Return all the data below as it stands, minus the pictures.

········

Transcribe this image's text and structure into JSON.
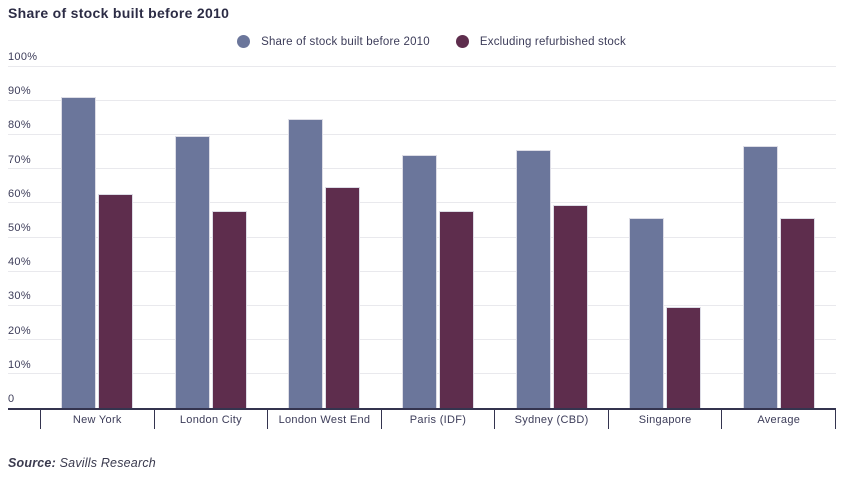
{
  "page": {
    "title": "Share of stock built before 2010",
    "source_label": "Source:",
    "source_value": " Savills Research"
  },
  "colors": {
    "series1": "#6b769b",
    "series2": "#5e2d4d",
    "gridline": "#e9e9ed",
    "axis": "#34344f",
    "text": "#3c3c59"
  },
  "chart_data": {
    "type": "bar",
    "title": "Share of stock built before 2010",
    "categories": [
      "New York",
      "London City",
      "London West End",
      "Paris (IDF)",
      "Sydney (CBD)",
      "Singapore",
      "Average"
    ],
    "series": [
      {
        "name": "Share of stock built before 2010",
        "color": "#6b769b",
        "values": [
          91,
          79.5,
          84.5,
          74,
          75.5,
          55.5,
          76.5
        ]
      },
      {
        "name": "Excluding refurbished stock",
        "color": "#5e2d4d",
        "values": [
          62.5,
          57.5,
          64.5,
          57.5,
          59.5,
          29.5,
          55.5
        ]
      }
    ],
    "ylabel": "",
    "xlabel": "",
    "ylim": [
      0,
      100
    ],
    "y_ticks": [
      "100%",
      "90%",
      "80%",
      "70%",
      "60%",
      "50%",
      "40%",
      "30%",
      "20%",
      "10%",
      "0"
    ],
    "grid": true,
    "legend_position": "top-center"
  }
}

········

▶ [Correct output]:
Transcribe this image's text and structure into JSON.
{
  "page": {
    "title": "Share of stock built before 2010",
    "source_label": "Source:",
    "source_value": " Savills Research"
  },
  "colors": {
    "series1": "#6b769b",
    "series2": "#5e2d4d",
    "gridline": "#e9e9ed",
    "axis": "#34344f",
    "text": "#3c3c59"
  },
  "chart_data": {
    "type": "bar",
    "title": "Share of stock built before 2010",
    "categories": [
      "New York",
      "London City",
      "London West End",
      "Paris (IDF)",
      "Sydney (CBD)",
      "Singapore",
      "Average"
    ],
    "series": [
      {
        "name": "Share of stock built before 2010",
        "color": "#6b769b",
        "values": [
          91,
          79.5,
          84.5,
          74,
          75.5,
          55.5,
          76.5
        ]
      },
      {
        "name": "Excluding refurbished stock",
        "color": "#5e2d4d",
        "values": [
          62.5,
          57.5,
          64.5,
          57.5,
          59.5,
          29.5,
          55.5
        ]
      }
    ],
    "ylabel": "",
    "xlabel": "",
    "ylim": [
      0,
      100
    ],
    "y_ticks": [
      "100%",
      "90%",
      "80%",
      "70%",
      "60%",
      "50%",
      "40%",
      "30%",
      "20%",
      "10%",
      "0"
    ],
    "grid": true,
    "legend_position": "top-center"
  }
}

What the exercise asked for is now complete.